Supplied records:
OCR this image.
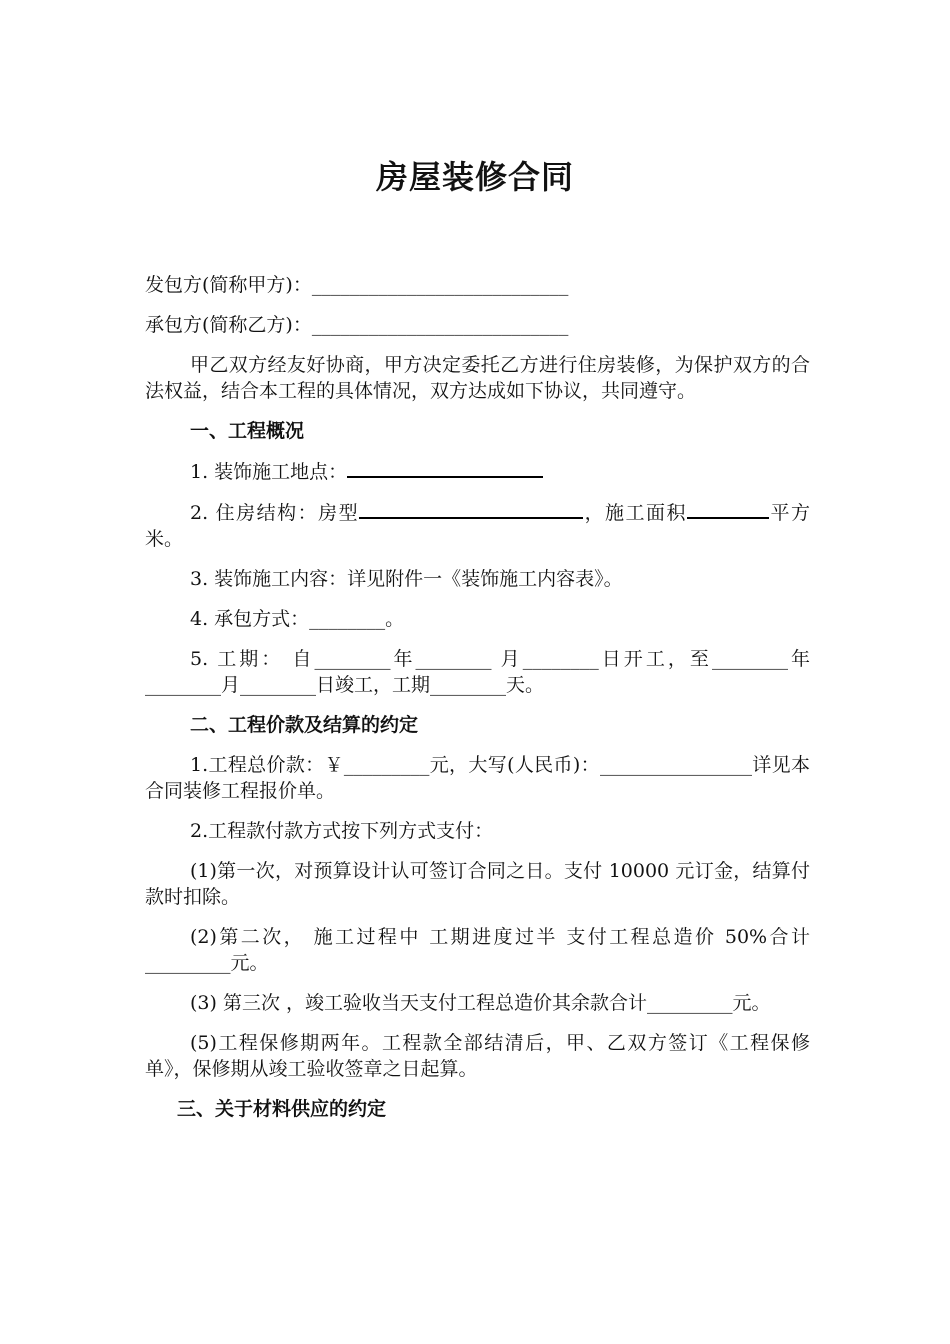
房屋装修合同

发包方(简称甲方)：___________________________

承包方(简称乙方)：___________________________

甲乙双方经友好协商，甲方决定委托乙方进行住房装修，为保护双方的合法权益，结合本工程的具体情况，双方达成如下协议，共同遵守。

一、工程概况

1. 装饰施工地点：

2. 住房结构：房型	，施工面积	平方米。

3. 装饰施工内容：详见附件一《装饰施工内容表》。

4. 承包方式：________。

5. 工期： 自________年________ 月________日开工，至________年________月________日竣工，工期________天。

二、工程价款及结算的约定

1.工程总价款：￥_________元，大写(人民币)：________________详见本合同装修工程报价单。

2.工程款付款方式按下列方式支付：

(1)第一次，对预算设计认可签订合同之日。支付 10000 元订金，结算付款时扣除。

(2)第二次， 施工过程中 工期进度过半 支付工程总造价 50%合计_________元。

(3) 第三次 ，竣工验收当天支付工程总造价其余款合计_________元。

(5)工程保修期两年。工程款全部结清后，甲、乙双方签订《工程保修单》，保修期从竣工验收签章之日起算。

三、关于材料供应的约定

Exercise prompt: Restate the data above word for word. Do not include the images.

Written solution:
OCR this image.
房屋装修合同

发包方(简称甲方)：___________________________

承包方(简称乙方)：___________________________

甲乙双方经友好协商，甲方决定委托乙方进行住房装修，为保护双方的合法权益，结合本工程的具体情况，双方达成如下协议，共同遵守。

一、工程概况

1. 装饰施工地点：

2. 住房结构：房型	，施工面积	平方米。

3. 装饰施工内容：详见附件一《装饰施工内容表》。

4. 承包方式：________。

5. 工期： 自________年________ 月________日开工，至________年________月________日竣工，工期________天。

二、工程价款及结算的约定

1.工程总价款：￥_________元，大写(人民币)：________________详见本合同装修工程报价单。

2.工程款付款方式按下列方式支付：

(1)第一次，对预算设计认可签订合同之日。支付 10000 元订金，结算付款时扣除。

(2)第二次， 施工过程中 工期进度过半 支付工程总造价 50%合计_________元。

(3) 第三次 ，竣工验收当天支付工程总造价其余款合计_________元。

(5)工程保修期两年。工程款全部结清后，甲、乙双方签订《工程保修单》，保修期从竣工验收签章之日起算。

三、关于材料供应的约定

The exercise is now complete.